PAGE EXCERPT:
In support of this argument the employer provided evidence that during the reference period employees worked on average 110.73 hours of overtime, equating to each employee who worked this level of overtime earning an additional £1,030.77 – this was significant given the salaries such employees were earning.
Tribunal decision
The Tribunal decided that the employee was a variable pay employee for the purposes of the Scheme.
The Employment Tribunal noted that the provisions in relation to furlough and categorisation of employees as variable pay or fixed pay under the Treasury Directions are not altogether clear, but the Employment Tribunal read the guidance and Treasury Directions in line with the purpose of the Scheme (which the Employment Tribunal described as to compensate an employee for wages they would otherwise have earnt but for the Coronavirus pandemic).
In reaching its decision the Employment Tribunal considered that the employee satisfied paragraphs 7.6 (e) of the Treasury Directions, on the basis that regardless of the number of hours worked per month the employee was entitled to the same level of basic pay. Alongside this, any overtime worked was in addition to such basic pay and therefore did not affect the employee’s ability to satisfy paragraphs 7.6 (e) of the Treasury Directions. Ultimately, a decision was reached on the that the employee failed to satisfy paragraphs 7.6 (e) of the Treasury Directions due to the employee’s monthly instalments of pay not being equal in months where the employee had worked overtime - with the pay received depending on the number of hours worked.

AVAILABLE DATA:
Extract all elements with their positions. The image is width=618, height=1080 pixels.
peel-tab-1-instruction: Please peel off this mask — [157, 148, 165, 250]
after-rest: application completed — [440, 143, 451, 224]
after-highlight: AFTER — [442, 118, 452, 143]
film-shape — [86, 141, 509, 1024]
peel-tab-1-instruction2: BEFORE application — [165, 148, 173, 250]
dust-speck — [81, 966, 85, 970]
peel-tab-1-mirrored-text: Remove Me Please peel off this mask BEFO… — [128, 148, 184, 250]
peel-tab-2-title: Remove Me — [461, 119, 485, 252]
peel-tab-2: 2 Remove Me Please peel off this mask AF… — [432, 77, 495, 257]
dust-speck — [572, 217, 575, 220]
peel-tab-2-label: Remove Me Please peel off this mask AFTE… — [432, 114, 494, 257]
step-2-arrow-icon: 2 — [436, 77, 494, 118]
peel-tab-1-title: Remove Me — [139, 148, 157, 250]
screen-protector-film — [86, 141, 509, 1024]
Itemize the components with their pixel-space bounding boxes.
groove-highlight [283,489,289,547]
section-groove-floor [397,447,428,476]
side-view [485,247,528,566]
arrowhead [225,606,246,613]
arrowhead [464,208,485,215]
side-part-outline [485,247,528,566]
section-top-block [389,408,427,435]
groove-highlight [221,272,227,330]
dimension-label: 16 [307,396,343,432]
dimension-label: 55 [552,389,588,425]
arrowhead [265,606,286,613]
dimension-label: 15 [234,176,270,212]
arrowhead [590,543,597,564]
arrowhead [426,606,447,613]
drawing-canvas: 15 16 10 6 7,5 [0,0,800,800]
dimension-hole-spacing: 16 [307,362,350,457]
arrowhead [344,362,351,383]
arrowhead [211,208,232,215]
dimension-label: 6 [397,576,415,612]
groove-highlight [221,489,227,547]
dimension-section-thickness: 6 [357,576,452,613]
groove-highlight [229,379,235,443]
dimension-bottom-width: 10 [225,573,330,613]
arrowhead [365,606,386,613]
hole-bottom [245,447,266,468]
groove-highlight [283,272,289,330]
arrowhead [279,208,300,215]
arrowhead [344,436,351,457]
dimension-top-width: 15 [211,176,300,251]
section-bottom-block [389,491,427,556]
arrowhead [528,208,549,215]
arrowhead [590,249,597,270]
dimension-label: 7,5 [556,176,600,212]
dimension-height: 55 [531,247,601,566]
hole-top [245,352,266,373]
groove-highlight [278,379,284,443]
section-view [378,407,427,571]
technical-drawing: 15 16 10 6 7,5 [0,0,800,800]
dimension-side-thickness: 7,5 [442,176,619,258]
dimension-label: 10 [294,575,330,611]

EXERCISE DETAILS: Resume the excerpt on the Employment Tribunal's furlough pay decision, starting after its final sentence.

OUTPUT OF THE TASK:
The Employment Tribunal considered the Government guidance on the Scheme which stated “where a variable pay employee works enough overtime to have a significant effect on the amount the employer needs to claim from the Scheme that the employee’s wages should be calculated in the same way as a variable pay employee”. The Employment Tribunal highlighted that this does not mean a fixed pay employee becomes a variable pay employee, only that they should be treated as one. The Employment Tribunal also noted that the guidance on the Scheme provides “a degree of latitude to the employer in selecting a reasonable choice of calculation”.
The Employment Tribunal held that where an employee has worked enough overtime to have a significant effect on the amount the employer needs to claim under the Scheme, the employee fails to satisfy paragraphs 7.6 (e) of the Treasury Directions and should be treated as a variable pay employee. Given the significant level of absence the employee had during the reference period, and the fact that the employee still managed to work 32 hours of overtime (roughly 1/3 of the average overtime worked by other employees during this time), the Employment Tribunal found that the employee had worked enough overtime to have a significant effect on the employee’s pay. Therefore it had been correct for the employer to classify the employee as a variable pay employee, rather than a fixed pay employee under the Scheme.
Takeaway points
Whilst this is only a first instance decision, it is useful to understand how an Employment Tribunal will potentially deal with an unlawful deduction from wages claiming arising out of an employer’s use of the Scheme. It also develops an understanding of how the guidance, which changed numerous times, and Treasury Directions might be interpreted by the Employment Tribunal.
The decision will come as a relief to many employers, especially larger firms working in the retail or hospitality sector, which were forced to close with little notice and therefore were forced to make quick decisions in relation to furloughing employees. The decision should offer support to those who have struggled to navigate the Government’s guidance on the Scheme and its many changes. Employers will need to be aware that the incorrect categorisation of an employee as either fixed pay or variable pay under the Scheme may lead to potential unlawful deduction from wages claims in the future.